Would you return each record that follows word for word, without its pictures?

==== Data shown ====

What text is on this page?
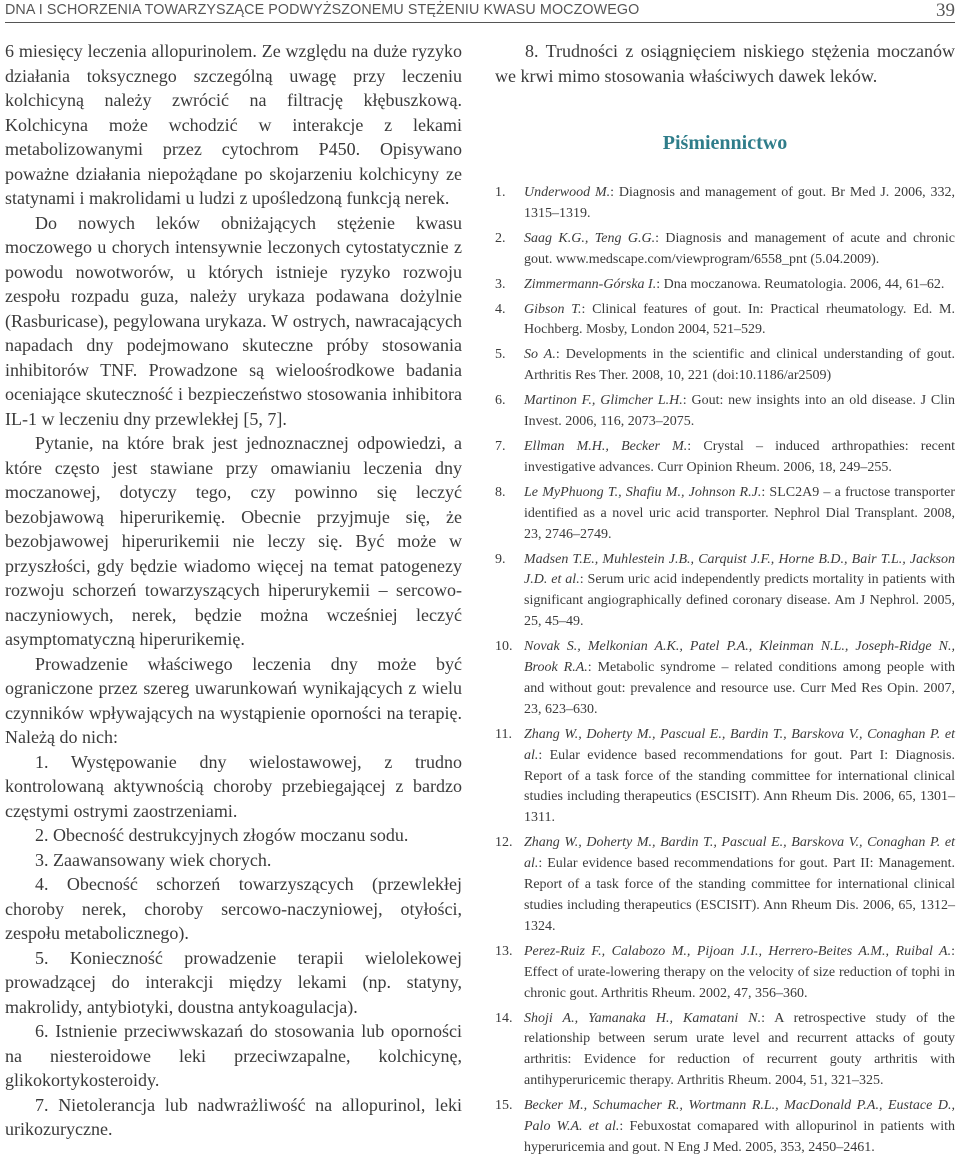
DNA I SCHORZENIA TOWARZYSZĄCE PODWYŻSZONEMU STĘŻENIU KWASU MOCZOWEGO	39

6 miesięcy leczenia allopurinolem. Ze względu na duże ryzyko działania toksycznego szczególną uwagę przy leczeniu kolchicyną należy zwrócić na filtrację kłębuszkową. Kolchicyna może wchodzić w interakcje z lekami metabolizowanymi przez cytochrom P450. Opisywano poważne działania niepożądane po skojarzeniu kolchicyny ze statynami i makrolidami u ludzi z upośledzoną funkcją nerek.

Do nowych leków obniżających stężenie kwasu moczowego u chorych intensywnie leczonych cytostatycznie z powodu nowotworów, u których istnieje ryzyko rozwoju zespołu rozpadu guza, należy urykaza podawana dożylnie (Rasburicase), pegylowana urykaza. W ostrych, nawracających napadach dny podejmowano skuteczne próby stosowania inhibitorów TNF. Prowadzone są wieloośrodkowe badania oceniające skuteczność i bezpieczeństwo stosowania inhibitora IL-1 w leczeniu dny przewlekłej [5, 7].

Pytanie, na które brak jest jednoznacznej odpowiedzi, a które często jest stawiane przy omawianiu leczenia dny moczanowej, dotyczy tego, czy powinno się leczyć bezobjawową hiperurikemię. Obecnie przyjmuje się, że bezobjawowej hiperurikemii nie leczy się. Być może w przyszłości, gdy będzie wiadomo więcej na temat patogenezy rozwoju schorzeń towarzyszących hiperurykemii – sercowo-naczyniowych, nerek, będzie można wcześniej leczyć asymptomatyczną hiperurikemię.

Prowadzenie właściwego leczenia dny może być ograniczone przez szereg uwarunkowań wynikających z wielu czynników wpływających na wystąpienie oporności na terapię. Należą do nich:

1. Występowanie dny wielostawowej, z trudno kontrolowaną aktywnością choroby przebiegającej z bardzo częstymi ostrymi zaostrzeniami.

2. Obecność destrukcyjnych złogów moczanu sodu.

3. Zaawansowany wiek chorych.

4. Obecność schorzeń towarzyszących (przewlekłej choroby nerek, choroby sercowo-naczyniowej, otyłości, zespołu metabolicznego).

5. Konieczność prowadzenie terapii wielolekowej prowadzącej do interakcji między lekami (np. statyny, makrolidy, antybiotyki, doustna antykoagulacja).

6. Istnienie przeciwwskazań do stosowania lub oporności na niesteroidowe leki przeciwzapalne, kolchicynę, glikokortykosteroidy.

7. Nietolerancja lub nadwrażliwość na allopurinol, leki urikozuryczne.

8. Trudności z osiągnięciem niskiego stężenia moczanów we krwi mimo stosowania właściwych dawek leków.

Piśmiennictwo
1.	Underwood M.: Diagnosis and management of gout. Br Med J. 2006, 332, 1315–1319.
2.	Saag K.G., Teng G.G.: Diagnosis and management of acute and chronic gout. www.medscape.com/viewprogram/6558_pnt (5.04.2009).
3.	Zimmermann-Górska I.: Dna moczanowa. Reumatologia. 2006, 44, 61–62.
4.	Gibson T.: Clinical features of gout. In: Practical rheumatology. Ed. M. Hochberg. Mosby, London 2004, 521–529.
5.	So A.: Developments in the scientific and clinical understanding of gout. Arthritis Res Ther. 2008, 10, 221 (doi:10.1186/ar2509)
6.	Martinon F., Glimcher L.H.: Gout: new insights into an old disease. J Clin Invest. 2006, 116, 2073–2075.
7.	Ellman M.H., Becker M.: Crystal – induced arthropathies: recent investigative advances. Curr Opinion Rheum. 2006, 18, 249–255.
8.	Le MyPhuong T., Shafiu M., Johnson R.J.: SLC2A9 – a fructose transporter identified as a novel uric acid transporter. Nephrol Dial Transplant. 2008, 23, 2746–2749.
9.	Madsen T.E., Muhlestein J.B., Carquist J.F., Horne B.D., Bair T.L., Jackson J.D. et al.: Serum uric acid independently predicts mortality in patients with significant angiographically defined coronary disease. Am J Nephrol. 2005, 25, 45–49.
10. Novak S., Melkonian A.K., Patel P.A., Kleinman N.L., Joseph-Ridge N., Brook R.A.: Metabolic syndrome – related conditions among people with and without gout: prevalence and resource use. Curr Med Res Opin. 2007, 23, 623–630.
11. Zhang W., Doherty M., Pascual E., Bardin T., Barskova V., Conaghan P. et al.: Eular evidence based recommendations for gout. Part I: Diagnosis. Report of a task force of the standing committee for international clinical studies including therapeutics (ESCISIT). Ann Rheum Dis. 2006, 65, 1301–1311.
12. Zhang W., Doherty M., Bardin T., Pascual E., Barskova V., Conaghan P. et al.: Eular evidence based recommendations for gout. Part II: Management. Report of a task force of the standing committee for international clinical studies including therapeutics (ESCISIT). Ann Rheum Dis. 2006, 65, 1312–1324.
13. Perez-Ruiz F., Calabozo M., Pijoan J.I., Herrero-Beites A.M., Ruibal A.: Effect of urate-lowering therapy on the velocity of size reduction of tophi in chronic gout. Arthritis Rheum. 2002, 47, 356–360.
14. Shoji A., Yamanaka H., Kamatani N.: A retrospective study of the relationship between serum urate level and recurrent attacks of gouty arthritis: Evidence for reduction of recurrent gouty arthritis with antihyperuricemic therapy. Arthritis Rheum. 2004, 51, 321–325.
15. Becker M., Schumacher R., Wortmann R.L., MacDonald P.A., Eustace D., Palo W.A. et al.: Febuxostat comapared with allopurinol in patients with hyperuricemia and gout. N Eng J Med. 2005, 353, 2450–2461.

====

§ **Result of this task**:
What text is on this page?
DNA I SCHORZENIA TOWARZYSZĄCE PODWYŻSZONEMU STĘŻENIU KWASU MOCZOWEGO	39

6 miesięcy leczenia allopurinolem. Ze względu na duże ryzyko działania toksycznego szczególną uwagę przy leczeniu kolchicyną należy zwrócić na filtrację kłębuszkową. Kolchicyna może wchodzić w interakcje z lekami metabolizowanymi przez cytochrom P450. Opisywano poważne działania niepożądane po skojarzeniu kolchicyny ze statynami i makrolidami u ludzi z upośledzoną funkcją nerek.

Do nowych leków obniżających stężenie kwasu moczowego u chorych intensywnie leczonych cytostatycznie z powodu nowotworów, u których istnieje ryzyko rozwoju zespołu rozpadu guza, należy urykaza podawana dożylnie (Rasburicase), pegylowana urykaza. W ostrych, nawracających napadach dny podejmowano skuteczne próby stosowania inhibitorów TNF. Prowadzone są wieloośrodkowe badania oceniające skuteczność i bezpieczeństwo stosowania inhibitora IL-1 w leczeniu dny przewlekłej [5, 7].

Pytanie, na które brak jest jednoznacznej odpowiedzi, a które często jest stawiane przy omawianiu leczenia dny moczanowej, dotyczy tego, czy powinno się leczyć bezobjawową hiperurikemię. Obecnie przyjmuje się, że bezobjawowej hiperurikemii nie leczy się. Być może w przyszłości, gdy będzie wiadomo więcej na temat patogenezy rozwoju schorzeń towarzyszących hiperurykemii – sercowo-naczyniowych, nerek, będzie można wcześniej leczyć asymptomatyczną hiperurikemię.

Prowadzenie właściwego leczenia dny może być ograniczone przez szereg uwarunkowań wynikających z wielu czynników wpływających na wystąpienie oporności na terapię. Należą do nich:

1. Występowanie dny wielostawowej, z trudno kontrolowaną aktywnością choroby przebiegającej z bardzo częstymi ostrymi zaostrzeniami.

2. Obecność destrukcyjnych złogów moczanu sodu.

3. Zaawansowany wiek chorych.

4. Obecność schorzeń towarzyszących (przewlekłej choroby nerek, choroby sercowo-naczyniowej, otyłości, zespołu metabolicznego).

5. Konieczność prowadzenie terapii wielolekowej prowadzącej do interakcji między lekami (np. statyny, makrolidy, antybiotyki, doustna antykoagulacja).

6. Istnienie przeciwwskazań do stosowania lub oporności na niesteroidowe leki przeciwzapalne, kolchicynę, glikokortykosteroidy.

7. Nietolerancja lub nadwrażliwość na allopurinol, leki urikozuryczne.

8. Trudności z osiągnięciem niskiego stężenia moczanów we krwi mimo stosowania właściwych dawek leków.

Piśmiennictwo
1.	Underwood M.: Diagnosis and management of gout. Br Med J. 2006, 332, 1315–1319.
2.	Saag K.G., Teng G.G.: Diagnosis and management of acute and chronic gout. www.medscape.com/viewprogram/6558_pnt (5.04.2009).
3.	Zimmermann-Górska I.: Dna moczanowa. Reumatologia. 2006, 44, 61–62.
4.	Gibson T.: Clinical features of gout. In: Practical rheumatology. Ed. M. Hochberg. Mosby, London 2004, 521–529.
5.	So A.: Developments in the scientific and clinical understanding of gout. Arthritis Res Ther. 2008, 10, 221 (doi:10.1186/ar2509)
6.	Martinon F., Glimcher L.H.: Gout: new insights into an old disease. J Clin Invest. 2006, 116, 2073–2075.
7.	Ellman M.H., Becker M.: Crystal – induced arthropathies: recent investigative advances. Curr Opinion Rheum. 2006, 18, 249–255.
8.	Le MyPhuong T., Shafiu M., Johnson R.J.: SLC2A9 – a fructose transporter identified as a novel uric acid transporter. Nephrol Dial Transplant. 2008, 23, 2746–2749.
9.	Madsen T.E., Muhlestein J.B., Carquist J.F., Horne B.D., Bair T.L., Jackson J.D. et al.: Serum uric acid independently predicts mortality in patients with significant angiographically defined coronary disease. Am J Nephrol. 2005, 25, 45–49.
10. Novak S., Melkonian A.K., Patel P.A., Kleinman N.L., Joseph-Ridge N., Brook R.A.: Metabolic syndrome – related conditions among people with and without gout: prevalence and resource use. Curr Med Res Opin. 2007, 23, 623–630.
11. Zhang W., Doherty M., Pascual E., Bardin T., Barskova V., Conaghan P. et al.: Eular evidence based recommendations for gout. Part I: Diagnosis. Report of a task force of the standing committee for international clinical studies including therapeutics (ESCISIT). Ann Rheum Dis. 2006, 65, 1301–1311.
12. Zhang W., Doherty M., Bardin T., Pascual E., Barskova V., Conaghan P. et al.: Eular evidence based recommendations for gout. Part II: Management. Report of a task force of the standing committee for international clinical studies including therapeutics (ESCISIT). Ann Rheum Dis. 2006, 65, 1312–1324.
13. Perez-Ruiz F., Calabozo M., Pijoan J.I., Herrero-Beites A.M., Ruibal A.: Effect of urate-lowering therapy on the velocity of size reduction of tophi in chronic gout. Arthritis Rheum. 2002, 47, 356–360.
14. Shoji A., Yamanaka H., Kamatani N.: A retrospective study of the relationship between serum urate level and recurrent attacks of gouty arthritis: Evidence for reduction of recurrent gouty arthritis with antihyperuricemic therapy. Arthritis Rheum. 2004, 51, 321–325.
15. Becker M., Schumacher R., Wortmann R.L., MacDonald P.A., Eustace D., Palo W.A. et al.: Febuxostat comapared with allopurinol in patients with hyperuricemia and gout. N Eng J Med. 2005, 353, 2450–2461.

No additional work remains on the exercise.